* Start RECORD LIST *
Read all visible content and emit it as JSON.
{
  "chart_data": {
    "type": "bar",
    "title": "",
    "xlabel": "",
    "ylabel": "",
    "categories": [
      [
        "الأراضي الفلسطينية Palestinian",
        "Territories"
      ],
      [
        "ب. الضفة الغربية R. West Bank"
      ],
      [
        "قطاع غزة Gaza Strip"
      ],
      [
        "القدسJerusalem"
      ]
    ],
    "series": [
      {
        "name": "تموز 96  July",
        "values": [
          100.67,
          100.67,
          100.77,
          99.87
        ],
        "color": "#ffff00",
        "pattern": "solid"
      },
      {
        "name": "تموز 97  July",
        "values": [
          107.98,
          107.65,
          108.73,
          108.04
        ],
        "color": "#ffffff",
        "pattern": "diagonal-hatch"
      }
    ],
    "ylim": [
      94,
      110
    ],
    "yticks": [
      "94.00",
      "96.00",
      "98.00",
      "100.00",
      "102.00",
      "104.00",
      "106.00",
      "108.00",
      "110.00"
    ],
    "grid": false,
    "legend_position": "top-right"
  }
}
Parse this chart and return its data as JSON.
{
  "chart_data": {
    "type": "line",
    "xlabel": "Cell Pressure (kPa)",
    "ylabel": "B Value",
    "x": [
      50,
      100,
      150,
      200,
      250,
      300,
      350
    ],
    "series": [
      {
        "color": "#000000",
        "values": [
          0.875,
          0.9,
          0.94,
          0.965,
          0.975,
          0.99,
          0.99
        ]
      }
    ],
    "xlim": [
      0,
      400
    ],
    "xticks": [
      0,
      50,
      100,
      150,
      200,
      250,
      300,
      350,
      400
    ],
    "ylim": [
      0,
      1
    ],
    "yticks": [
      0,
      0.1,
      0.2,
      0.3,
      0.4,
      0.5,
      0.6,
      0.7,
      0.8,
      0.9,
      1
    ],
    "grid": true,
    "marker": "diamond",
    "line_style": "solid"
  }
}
* End RECORD LIST *
THE PROBLEM = Give only the number of lines in the data that include the string "JSON".

RESPONSE FOR THIS EXERCISE = 2